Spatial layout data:
• • •

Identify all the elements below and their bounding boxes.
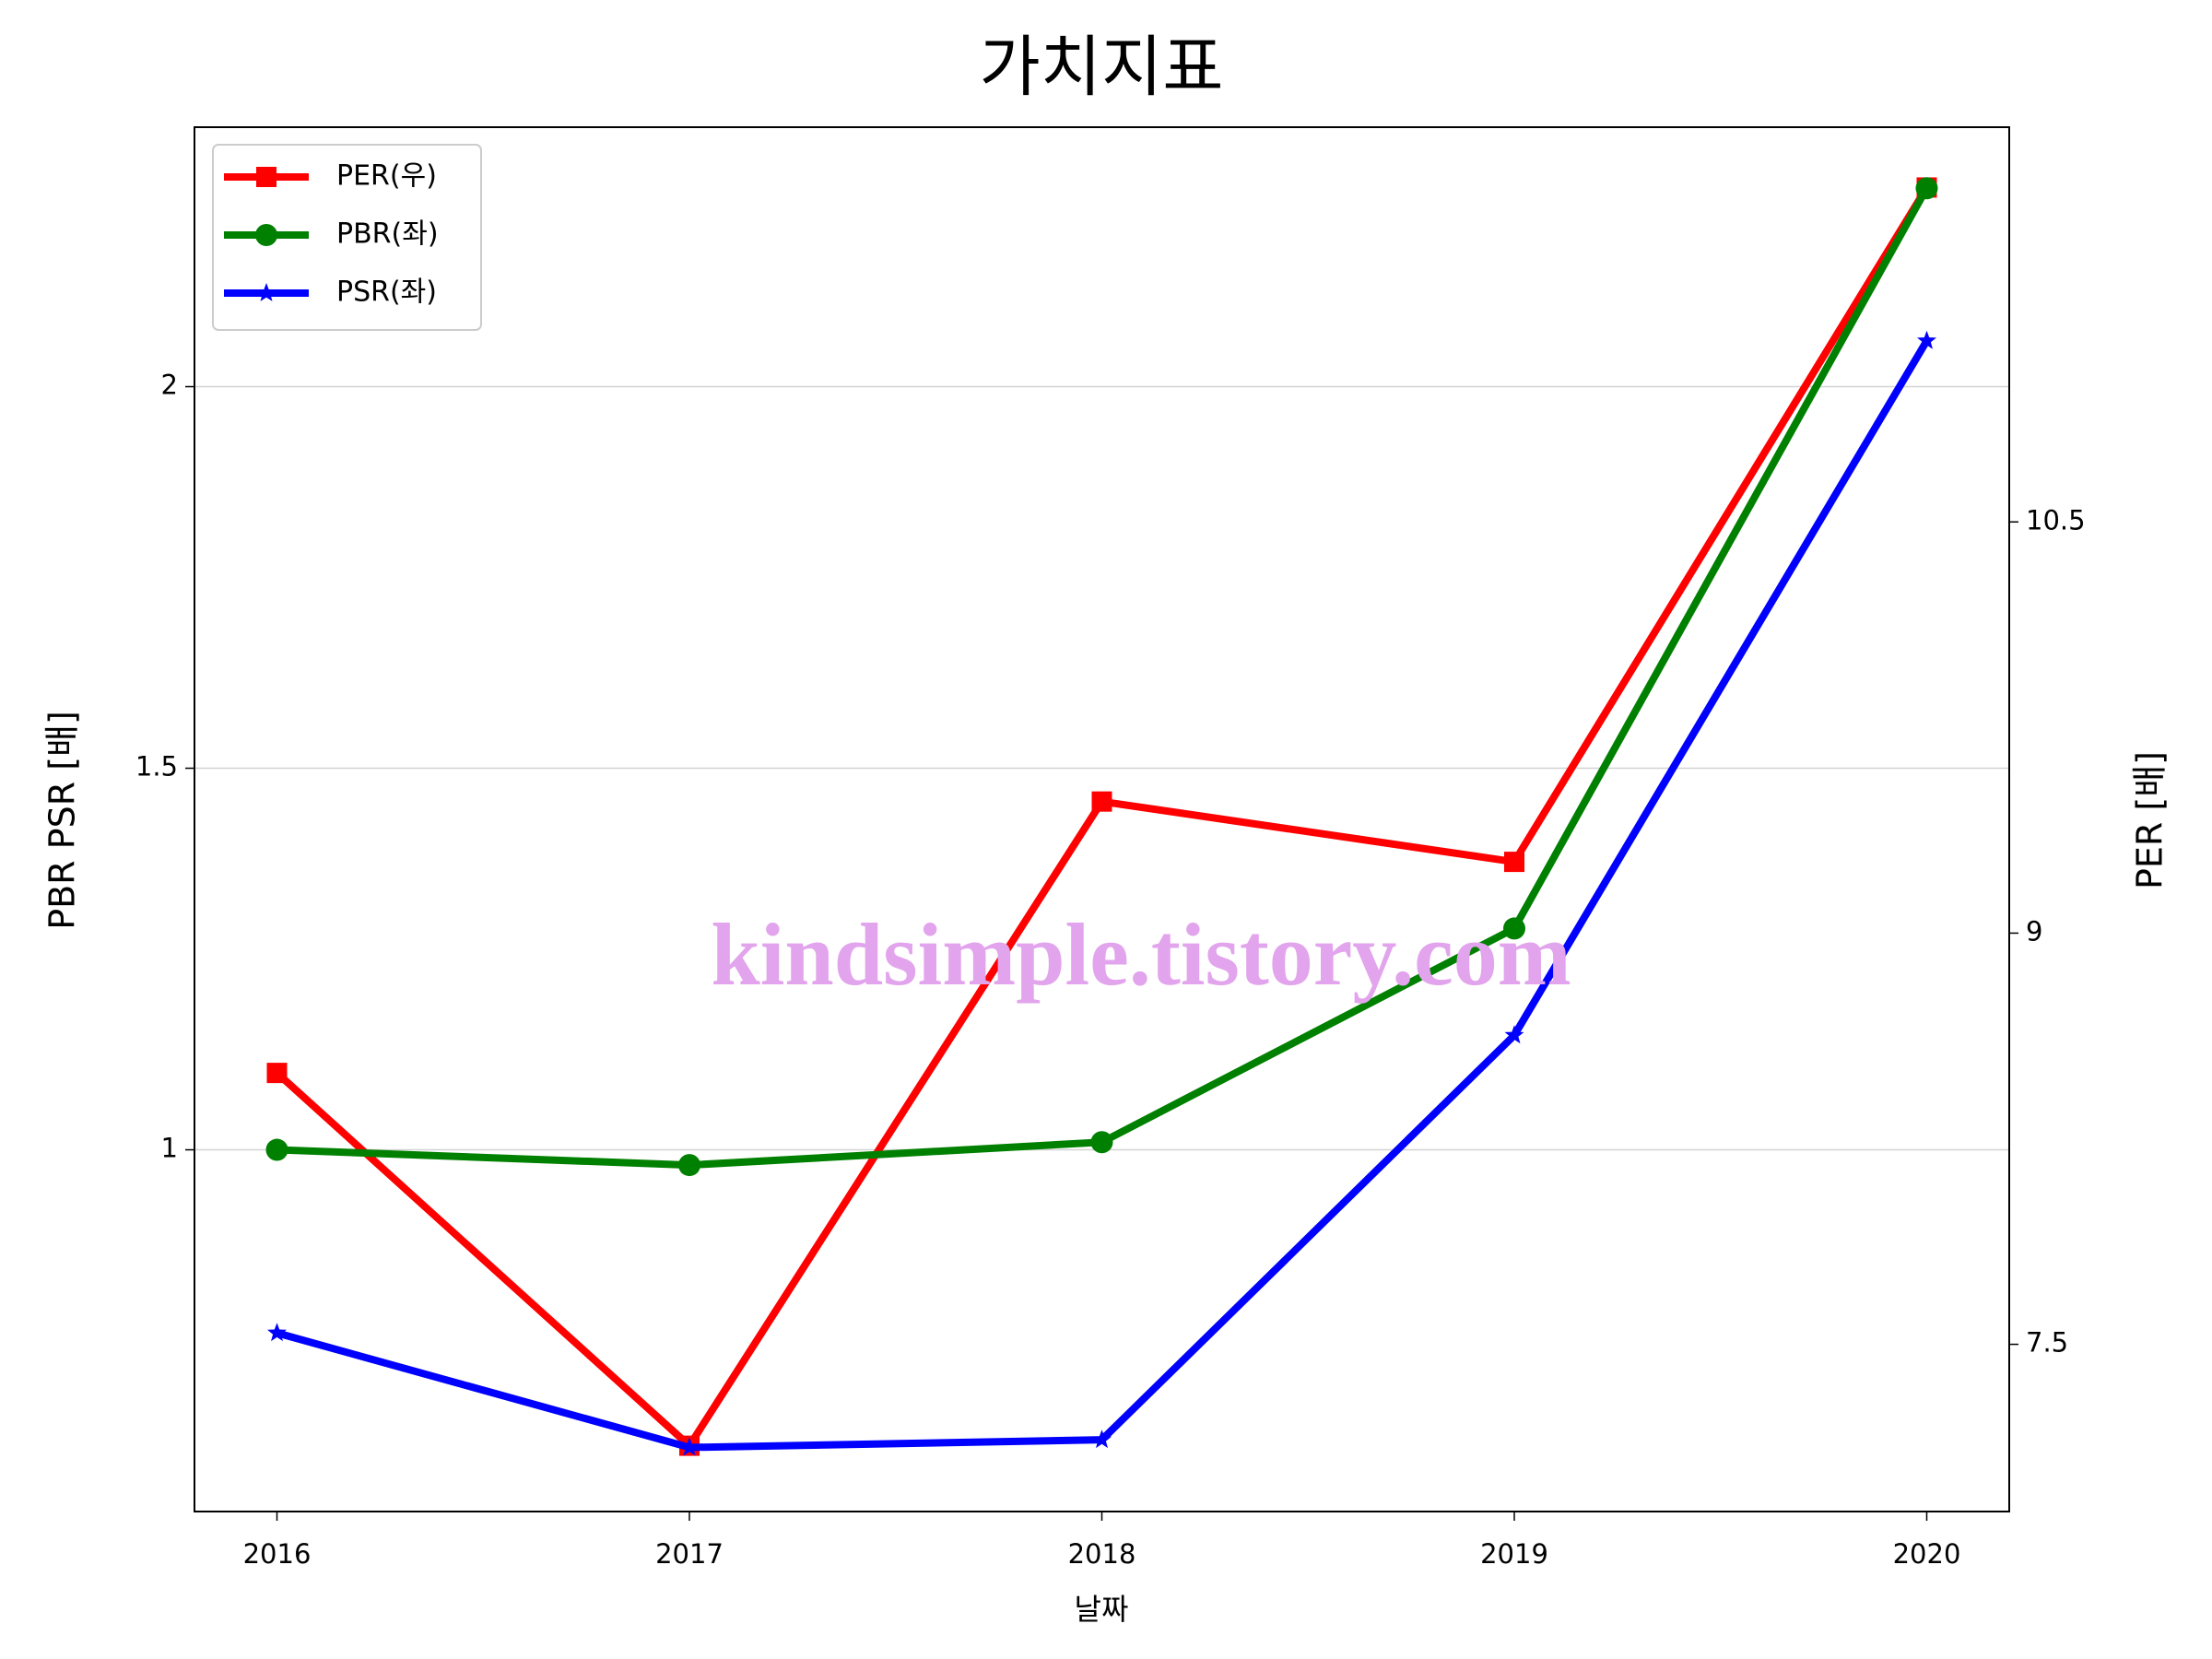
legend-marker xyxy=(255,224,277,246)
legend-label: PSR(좌) xyxy=(336,276,437,309)
x-tick-label: 2018 xyxy=(1068,1538,1136,1570)
marker xyxy=(1504,852,1524,873)
y2-tick-label: 7.5 xyxy=(2026,1327,2068,1359)
x-tick-label: 2016 xyxy=(243,1538,312,1570)
legend-marker xyxy=(256,283,276,301)
y2-tick-label: 10.5 xyxy=(2026,504,2086,535)
marker xyxy=(265,1138,288,1161)
marker xyxy=(1092,1430,1112,1449)
y2-tick-label: 9 xyxy=(2026,915,2042,947)
marker xyxy=(266,1063,288,1084)
marker xyxy=(679,1437,700,1456)
marker xyxy=(1917,330,1936,349)
x-tick-label: 2019 xyxy=(1480,1538,1548,1570)
y2-axis-label: PER [배] xyxy=(2130,751,2171,889)
legend-marker xyxy=(256,167,276,187)
legend-label: PBR(좌) xyxy=(336,218,439,251)
legend-label: PER(우) xyxy=(336,160,437,193)
y-tick-label: 2 xyxy=(161,370,178,401)
marker xyxy=(1504,1025,1524,1044)
marker xyxy=(267,1323,287,1342)
chart-title: 가치지표 xyxy=(980,29,1224,106)
y-tick-label: 1 xyxy=(161,1133,178,1164)
plot-frame xyxy=(194,126,2010,1512)
x-axis-label: 날짜 xyxy=(1075,1592,1129,1627)
y-tick-label: 1.5 xyxy=(135,751,178,782)
y-axis-label: PBR PSR [배] xyxy=(42,711,83,930)
x-tick-label: 2020 xyxy=(1893,1538,1961,1570)
watermark: kindsimple.tistory.com xyxy=(711,905,1571,1004)
marker xyxy=(678,1154,700,1177)
legend-box xyxy=(212,144,482,331)
x-tick-label: 2017 xyxy=(655,1538,724,1570)
marker xyxy=(1915,177,1938,200)
marker xyxy=(1503,917,1525,940)
marker xyxy=(1091,791,1112,812)
marker xyxy=(1090,1131,1113,1154)
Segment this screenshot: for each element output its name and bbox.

• • •

• Directive:
Please copy the records word for word, starting at the line that contains "legend-marker xyxy=(255,224,277,246)" and ending at the line that contains "legend-marker xyxy=(256,167,276,187)", both included.

• Response to this task:
legend-marker xyxy=(255,224,277,246)
legend-label: PSR(좌) xyxy=(336,276,437,309)
x-tick-label: 2018 xyxy=(1068,1538,1136,1570)
marker xyxy=(1504,852,1524,873)
y2-tick-label: 7.5 xyxy=(2026,1327,2068,1359)
x-tick-label: 2016 xyxy=(243,1538,312,1570)
legend-marker xyxy=(256,283,276,301)
y2-tick-label: 10.5 xyxy=(2026,504,2086,535)
marker xyxy=(265,1138,288,1161)
marker xyxy=(1092,1430,1112,1449)
y2-tick-label: 9 xyxy=(2026,915,2042,947)
marker xyxy=(266,1063,288,1084)
marker xyxy=(679,1437,700,1456)
marker xyxy=(1917,330,1936,349)
x-tick-label: 2019 xyxy=(1480,1538,1548,1570)
y2-axis-label: PER [배] xyxy=(2130,751,2171,889)
legend-marker xyxy=(256,167,276,187)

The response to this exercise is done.